■ Exercise task
Without altering anything, repeat each of the records.
-- Begin --
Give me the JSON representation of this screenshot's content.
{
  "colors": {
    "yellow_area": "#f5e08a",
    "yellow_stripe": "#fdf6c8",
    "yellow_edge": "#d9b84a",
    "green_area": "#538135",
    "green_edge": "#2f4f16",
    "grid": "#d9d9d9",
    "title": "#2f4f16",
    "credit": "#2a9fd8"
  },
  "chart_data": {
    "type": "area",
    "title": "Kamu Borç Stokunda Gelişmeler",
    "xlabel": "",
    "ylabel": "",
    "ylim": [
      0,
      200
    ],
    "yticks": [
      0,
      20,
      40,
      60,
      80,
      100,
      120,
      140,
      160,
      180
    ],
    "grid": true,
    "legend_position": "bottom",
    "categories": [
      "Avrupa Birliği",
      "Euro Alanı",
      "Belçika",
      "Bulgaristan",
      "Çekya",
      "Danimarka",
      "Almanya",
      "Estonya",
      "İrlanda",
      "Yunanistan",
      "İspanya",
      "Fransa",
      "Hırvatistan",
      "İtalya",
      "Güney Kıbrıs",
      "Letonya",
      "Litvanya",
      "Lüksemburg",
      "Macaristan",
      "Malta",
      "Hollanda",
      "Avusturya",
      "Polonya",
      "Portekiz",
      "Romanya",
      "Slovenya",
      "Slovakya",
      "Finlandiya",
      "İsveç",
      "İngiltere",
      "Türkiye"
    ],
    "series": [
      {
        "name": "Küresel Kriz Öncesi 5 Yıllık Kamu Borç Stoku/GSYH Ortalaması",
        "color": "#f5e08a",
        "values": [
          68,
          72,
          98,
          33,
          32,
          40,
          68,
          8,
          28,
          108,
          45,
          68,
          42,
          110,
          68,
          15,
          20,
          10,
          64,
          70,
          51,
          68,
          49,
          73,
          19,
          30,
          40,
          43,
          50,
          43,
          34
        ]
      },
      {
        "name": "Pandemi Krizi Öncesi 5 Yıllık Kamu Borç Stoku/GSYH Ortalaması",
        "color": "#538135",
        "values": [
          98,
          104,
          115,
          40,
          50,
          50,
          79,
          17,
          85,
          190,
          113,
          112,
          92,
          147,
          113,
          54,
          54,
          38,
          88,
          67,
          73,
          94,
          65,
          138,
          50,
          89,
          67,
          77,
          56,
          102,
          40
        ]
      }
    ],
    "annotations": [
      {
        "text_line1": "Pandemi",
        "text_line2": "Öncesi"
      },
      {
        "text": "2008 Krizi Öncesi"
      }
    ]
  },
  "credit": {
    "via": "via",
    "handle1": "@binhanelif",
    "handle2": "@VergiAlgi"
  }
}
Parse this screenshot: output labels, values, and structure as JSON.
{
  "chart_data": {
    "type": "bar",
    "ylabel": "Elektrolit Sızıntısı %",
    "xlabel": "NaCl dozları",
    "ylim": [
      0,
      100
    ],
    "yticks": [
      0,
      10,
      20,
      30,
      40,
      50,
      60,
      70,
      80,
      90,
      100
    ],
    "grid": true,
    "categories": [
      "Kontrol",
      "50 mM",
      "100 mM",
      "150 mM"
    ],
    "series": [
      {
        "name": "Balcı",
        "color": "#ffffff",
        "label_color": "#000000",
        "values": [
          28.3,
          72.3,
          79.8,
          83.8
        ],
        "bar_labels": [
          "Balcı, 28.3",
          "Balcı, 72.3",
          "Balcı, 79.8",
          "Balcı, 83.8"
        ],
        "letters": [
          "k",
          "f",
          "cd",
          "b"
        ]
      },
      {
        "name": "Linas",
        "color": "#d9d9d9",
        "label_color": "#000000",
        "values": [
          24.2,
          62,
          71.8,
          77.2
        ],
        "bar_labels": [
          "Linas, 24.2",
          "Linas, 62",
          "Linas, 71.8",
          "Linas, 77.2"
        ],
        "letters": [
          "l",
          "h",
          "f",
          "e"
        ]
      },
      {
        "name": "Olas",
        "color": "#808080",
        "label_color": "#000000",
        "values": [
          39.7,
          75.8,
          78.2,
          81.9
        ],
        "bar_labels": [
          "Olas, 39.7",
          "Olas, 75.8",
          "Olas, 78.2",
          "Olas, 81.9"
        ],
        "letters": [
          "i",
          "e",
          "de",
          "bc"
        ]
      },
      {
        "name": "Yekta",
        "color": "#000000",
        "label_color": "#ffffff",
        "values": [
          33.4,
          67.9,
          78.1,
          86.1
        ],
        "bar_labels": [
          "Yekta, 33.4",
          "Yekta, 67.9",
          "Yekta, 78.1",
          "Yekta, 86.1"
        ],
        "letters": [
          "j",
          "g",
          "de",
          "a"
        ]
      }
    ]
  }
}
-- End --
■ The result
Give me the JSON representation of this screenshot's content.
{
  "colors": {
    "yellow_area": "#f5e08a",
    "yellow_stripe": "#fdf6c8",
    "yellow_edge": "#d9b84a",
    "green_area": "#538135",
    "green_edge": "#2f4f16",
    "grid": "#d9d9d9",
    "title": "#2f4f16",
    "credit": "#2a9fd8"
  },
  "chart_data": {
    "type": "area",
    "title": "Kamu Borç Stokunda Gelişmeler",
    "xlabel": "",
    "ylabel": "",
    "ylim": [
      0,
      200
    ],
    "yticks": [
      0,
      20,
      40,
      60,
      80,
      100,
      120,
      140,
      160,
      180
    ],
    "grid": true,
    "legend_position": "bottom",
    "categories": [
      "Avrupa Birliği",
      "Euro Alanı",
      "Belçika",
      "Bulgaristan",
      "Çekya",
      "Danimarka",
      "Almanya",
      "Estonya",
      "İrlanda",
      "Yunanistan",
      "İspanya",
      "Fransa",
      "Hırvatistan",
      "İtalya",
      "Güney Kıbrıs",
      "Letonya",
      "Litvanya",
      "Lüksemburg",
      "Macaristan",
      "Malta",
      "Hollanda",
      "Avusturya",
      "Polonya",
      "Portekiz",
      "Romanya",
      "Slovenya",
      "Slovakya",
      "Finlandiya",
      "İsveç",
      "İngiltere",
      "Türkiye"
    ],
    "series": [
      {
        "name": "Küresel Kriz Öncesi 5 Yıllık Kamu Borç Stoku/GSYH Ortalaması",
        "color": "#f5e08a",
        "values": [
          68,
          72,
          98,
          33,
          32,
          40,
          68,
          8,
          28,
          108,
          45,
          68,
          42,
          110,
          68,
          15,
          20,
          10,
          64,
          70,
          51,
          68,
          49,
          73,
          19,
          30,
          40,
          43,
          50,
          43,
          34
        ]
      },
      {
        "name": "Pandemi Krizi Öncesi 5 Yıllık Kamu Borç Stoku/GSYH Ortalaması",
        "color": "#538135",
        "values": [
          98,
          104,
          115,
          40,
          50,
          50,
          79,
          17,
          85,
          190,
          113,
          112,
          92,
          147,
          113,
          54,
          54,
          38,
          88,
          67,
          73,
          94,
          65,
          138,
          50,
          89,
          67,
          77,
          56,
          102,
          40
        ]
      }
    ],
    "annotations": [
      {
        "text_line1": "Pandemi",
        "text_line2": "Öncesi"
      },
      {
        "text": "2008 Krizi Öncesi"
      }
    ]
  },
  "credit": {
    "via": "via",
    "handle1": "@binhanelif",
    "handle2": "@VergiAlgi"
  }
}
Parse this screenshot: output labels, values, and structure as JSON.
{
  "chart_data": {
    "type": "bar",
    "ylabel": "Elektrolit Sızıntısı %",
    "xlabel": "NaCl dozları",
    "ylim": [
      0,
      100
    ],
    "yticks": [
      0,
      10,
      20,
      30,
      40,
      50,
      60,
      70,
      80,
      90,
      100
    ],
    "grid": true,
    "categories": [
      "Kontrol",
      "50 mM",
      "100 mM",
      "150 mM"
    ],
    "series": [
      {
        "name": "Balcı",
        "color": "#ffffff",
        "label_color": "#000000",
        "values": [
          28.3,
          72.3,
          79.8,
          83.8
        ],
        "bar_labels": [
          "Balcı, 28.3",
          "Balcı, 72.3",
          "Balcı, 79.8",
          "Balcı, 83.8"
        ],
        "letters": [
          "k",
          "f",
          "cd",
          "b"
        ]
      },
      {
        "name": "Linas",
        "color": "#d9d9d9",
        "label_color": "#000000",
        "values": [
          24.2,
          62,
          71.8,
          77.2
        ],
        "bar_labels": [
          "Linas, 24.2",
          "Linas, 62",
          "Linas, 71.8",
          "Linas, 77.2"
        ],
        "letters": [
          "l",
          "h",
          "f",
          "e"
        ]
      },
      {
        "name": "Olas",
        "color": "#808080",
        "label_color": "#000000",
        "values": [
          39.7,
          75.8,
          78.2,
          81.9
        ],
        "bar_labels": [
          "Olas, 39.7",
          "Olas, 75.8",
          "Olas, 78.2",
          "Olas, 81.9"
        ],
        "letters": [
          "i",
          "e",
          "de",
          "bc"
        ]
      },
      {
        "name": "Yekta",
        "color": "#000000",
        "label_color": "#ffffff",
        "values": [
          33.4,
          67.9,
          78.1,
          86.1
        ],
        "bar_labels": [
          "Yekta, 33.4",
          "Yekta, 67.9",
          "Yekta, 78.1",
          "Yekta, 86.1"
        ],
        "letters": [
          "j",
          "g",
          "de",
          "a"
        ]
      }
    ]
  }
}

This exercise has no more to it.